Exercise directions
Show each line that has the string "title" in it.

◆ ◆ ◆ ◆

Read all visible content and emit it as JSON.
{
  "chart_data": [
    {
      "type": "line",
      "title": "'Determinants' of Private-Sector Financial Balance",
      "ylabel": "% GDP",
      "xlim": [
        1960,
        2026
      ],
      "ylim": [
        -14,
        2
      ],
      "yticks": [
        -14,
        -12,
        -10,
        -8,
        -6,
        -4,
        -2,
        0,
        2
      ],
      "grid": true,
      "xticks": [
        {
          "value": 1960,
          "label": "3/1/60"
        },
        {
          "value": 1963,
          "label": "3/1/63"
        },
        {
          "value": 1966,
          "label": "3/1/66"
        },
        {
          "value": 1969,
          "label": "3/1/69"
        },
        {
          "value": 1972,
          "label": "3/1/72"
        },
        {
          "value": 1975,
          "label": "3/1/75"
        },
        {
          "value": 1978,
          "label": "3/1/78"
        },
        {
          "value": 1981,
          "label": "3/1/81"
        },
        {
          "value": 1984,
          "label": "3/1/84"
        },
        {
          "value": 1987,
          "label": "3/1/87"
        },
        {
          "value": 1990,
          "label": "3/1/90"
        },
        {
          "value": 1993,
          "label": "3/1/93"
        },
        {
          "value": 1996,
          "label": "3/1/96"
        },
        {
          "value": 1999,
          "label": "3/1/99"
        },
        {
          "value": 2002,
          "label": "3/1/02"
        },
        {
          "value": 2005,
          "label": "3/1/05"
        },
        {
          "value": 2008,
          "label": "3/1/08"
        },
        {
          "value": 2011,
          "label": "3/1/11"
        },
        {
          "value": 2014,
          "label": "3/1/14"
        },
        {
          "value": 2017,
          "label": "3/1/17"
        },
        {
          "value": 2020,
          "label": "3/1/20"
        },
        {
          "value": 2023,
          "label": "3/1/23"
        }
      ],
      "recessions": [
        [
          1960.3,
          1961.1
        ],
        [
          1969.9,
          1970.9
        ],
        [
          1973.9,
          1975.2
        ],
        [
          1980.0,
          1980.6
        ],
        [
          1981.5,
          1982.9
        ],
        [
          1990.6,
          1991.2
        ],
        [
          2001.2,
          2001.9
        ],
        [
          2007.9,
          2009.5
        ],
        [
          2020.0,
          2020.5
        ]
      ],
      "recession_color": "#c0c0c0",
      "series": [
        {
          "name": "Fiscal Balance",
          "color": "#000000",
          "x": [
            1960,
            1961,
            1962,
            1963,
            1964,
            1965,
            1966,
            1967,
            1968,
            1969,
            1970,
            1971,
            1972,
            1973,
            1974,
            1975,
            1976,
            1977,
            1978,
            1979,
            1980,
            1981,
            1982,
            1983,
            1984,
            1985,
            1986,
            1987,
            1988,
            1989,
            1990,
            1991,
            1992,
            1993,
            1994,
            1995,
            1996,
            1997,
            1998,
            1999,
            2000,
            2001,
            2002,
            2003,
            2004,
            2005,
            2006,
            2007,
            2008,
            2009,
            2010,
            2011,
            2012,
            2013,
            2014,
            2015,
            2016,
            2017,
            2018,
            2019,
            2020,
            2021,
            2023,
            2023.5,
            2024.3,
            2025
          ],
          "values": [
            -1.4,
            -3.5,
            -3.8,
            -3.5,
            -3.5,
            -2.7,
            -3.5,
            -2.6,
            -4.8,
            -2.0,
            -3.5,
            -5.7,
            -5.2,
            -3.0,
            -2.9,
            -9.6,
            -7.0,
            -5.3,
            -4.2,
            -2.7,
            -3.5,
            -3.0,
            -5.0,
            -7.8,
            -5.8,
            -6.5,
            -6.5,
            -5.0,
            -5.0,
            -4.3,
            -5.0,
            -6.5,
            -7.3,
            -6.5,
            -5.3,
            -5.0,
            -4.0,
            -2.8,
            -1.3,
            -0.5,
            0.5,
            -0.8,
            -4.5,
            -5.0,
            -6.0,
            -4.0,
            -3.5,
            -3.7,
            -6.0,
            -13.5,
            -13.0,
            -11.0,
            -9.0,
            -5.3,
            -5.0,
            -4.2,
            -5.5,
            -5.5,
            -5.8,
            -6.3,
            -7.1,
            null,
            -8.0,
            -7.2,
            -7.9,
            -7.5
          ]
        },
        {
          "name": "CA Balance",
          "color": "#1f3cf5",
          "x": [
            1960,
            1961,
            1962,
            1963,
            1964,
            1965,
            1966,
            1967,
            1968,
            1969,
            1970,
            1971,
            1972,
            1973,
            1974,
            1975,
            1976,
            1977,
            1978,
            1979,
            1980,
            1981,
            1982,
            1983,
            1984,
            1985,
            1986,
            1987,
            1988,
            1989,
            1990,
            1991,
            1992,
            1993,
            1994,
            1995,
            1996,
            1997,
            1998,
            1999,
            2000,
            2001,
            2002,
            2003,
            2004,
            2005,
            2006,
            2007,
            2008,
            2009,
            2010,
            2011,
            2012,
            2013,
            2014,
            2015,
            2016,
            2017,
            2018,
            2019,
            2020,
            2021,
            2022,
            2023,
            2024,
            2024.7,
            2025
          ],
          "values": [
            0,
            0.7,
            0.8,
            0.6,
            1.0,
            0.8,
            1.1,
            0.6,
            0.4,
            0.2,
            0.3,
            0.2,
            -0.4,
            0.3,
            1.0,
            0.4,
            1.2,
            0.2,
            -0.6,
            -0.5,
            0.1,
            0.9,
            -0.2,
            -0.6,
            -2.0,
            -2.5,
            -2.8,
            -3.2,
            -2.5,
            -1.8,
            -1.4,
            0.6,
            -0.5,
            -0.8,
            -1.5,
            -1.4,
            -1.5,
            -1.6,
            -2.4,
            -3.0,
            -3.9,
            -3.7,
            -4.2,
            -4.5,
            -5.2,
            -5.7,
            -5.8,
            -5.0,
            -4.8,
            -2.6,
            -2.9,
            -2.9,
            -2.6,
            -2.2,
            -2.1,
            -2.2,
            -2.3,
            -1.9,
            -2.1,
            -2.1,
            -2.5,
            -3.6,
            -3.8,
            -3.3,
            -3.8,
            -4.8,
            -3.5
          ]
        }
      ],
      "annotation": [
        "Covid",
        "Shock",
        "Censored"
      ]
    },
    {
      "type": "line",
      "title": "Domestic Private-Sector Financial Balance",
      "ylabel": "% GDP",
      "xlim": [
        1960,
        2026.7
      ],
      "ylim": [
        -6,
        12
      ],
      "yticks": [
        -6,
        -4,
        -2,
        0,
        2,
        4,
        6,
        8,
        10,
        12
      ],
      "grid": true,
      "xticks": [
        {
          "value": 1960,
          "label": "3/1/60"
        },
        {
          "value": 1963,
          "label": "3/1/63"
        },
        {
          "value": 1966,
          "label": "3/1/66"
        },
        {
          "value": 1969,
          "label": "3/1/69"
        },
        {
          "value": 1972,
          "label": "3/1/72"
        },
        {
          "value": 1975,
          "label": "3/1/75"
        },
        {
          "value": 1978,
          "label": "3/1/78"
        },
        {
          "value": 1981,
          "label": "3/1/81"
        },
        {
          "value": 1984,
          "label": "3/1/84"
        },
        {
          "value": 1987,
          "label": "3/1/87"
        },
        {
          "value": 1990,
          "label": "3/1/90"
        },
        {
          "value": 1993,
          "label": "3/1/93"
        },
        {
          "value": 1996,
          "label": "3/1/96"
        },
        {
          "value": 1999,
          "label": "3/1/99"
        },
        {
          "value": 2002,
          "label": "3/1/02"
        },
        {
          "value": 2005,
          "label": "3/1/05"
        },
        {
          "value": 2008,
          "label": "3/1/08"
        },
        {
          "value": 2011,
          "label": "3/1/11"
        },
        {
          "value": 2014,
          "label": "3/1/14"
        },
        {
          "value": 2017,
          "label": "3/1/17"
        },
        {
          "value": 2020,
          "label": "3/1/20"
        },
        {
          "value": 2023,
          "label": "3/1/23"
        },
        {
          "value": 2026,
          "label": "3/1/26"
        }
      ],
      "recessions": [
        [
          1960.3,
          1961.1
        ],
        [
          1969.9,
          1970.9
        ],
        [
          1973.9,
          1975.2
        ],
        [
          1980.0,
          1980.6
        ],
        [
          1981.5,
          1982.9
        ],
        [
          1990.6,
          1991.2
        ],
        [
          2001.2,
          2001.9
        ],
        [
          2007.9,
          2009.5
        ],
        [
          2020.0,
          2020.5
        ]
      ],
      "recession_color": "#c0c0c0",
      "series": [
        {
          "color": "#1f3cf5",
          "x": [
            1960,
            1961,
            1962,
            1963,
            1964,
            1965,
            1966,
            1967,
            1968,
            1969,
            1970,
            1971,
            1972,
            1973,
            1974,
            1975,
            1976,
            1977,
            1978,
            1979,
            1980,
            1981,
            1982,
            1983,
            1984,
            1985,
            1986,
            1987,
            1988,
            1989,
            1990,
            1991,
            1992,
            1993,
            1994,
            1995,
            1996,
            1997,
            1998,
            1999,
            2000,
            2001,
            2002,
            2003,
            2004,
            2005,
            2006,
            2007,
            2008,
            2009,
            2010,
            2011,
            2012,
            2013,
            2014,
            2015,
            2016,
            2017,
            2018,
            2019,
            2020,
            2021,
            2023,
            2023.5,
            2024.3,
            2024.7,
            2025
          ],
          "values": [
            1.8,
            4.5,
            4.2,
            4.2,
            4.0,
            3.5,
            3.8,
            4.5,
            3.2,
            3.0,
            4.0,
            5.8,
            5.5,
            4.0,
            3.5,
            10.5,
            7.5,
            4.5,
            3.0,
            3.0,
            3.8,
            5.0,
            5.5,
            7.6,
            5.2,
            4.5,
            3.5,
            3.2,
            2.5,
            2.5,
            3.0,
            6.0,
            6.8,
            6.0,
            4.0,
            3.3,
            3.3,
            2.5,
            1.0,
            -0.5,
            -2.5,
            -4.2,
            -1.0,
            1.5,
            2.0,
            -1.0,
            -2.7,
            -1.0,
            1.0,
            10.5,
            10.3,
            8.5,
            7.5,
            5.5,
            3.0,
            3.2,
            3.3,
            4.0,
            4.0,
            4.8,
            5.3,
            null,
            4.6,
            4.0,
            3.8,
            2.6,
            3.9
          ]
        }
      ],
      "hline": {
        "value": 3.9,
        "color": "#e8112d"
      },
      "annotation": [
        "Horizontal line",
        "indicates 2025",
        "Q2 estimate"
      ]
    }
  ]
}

◆ ◆ ◆ ◆

Written solution
      "title": "'Determinants' of Private-Sector Financial Balance",
      "title": "Domestic Private-Sector Financial Balance",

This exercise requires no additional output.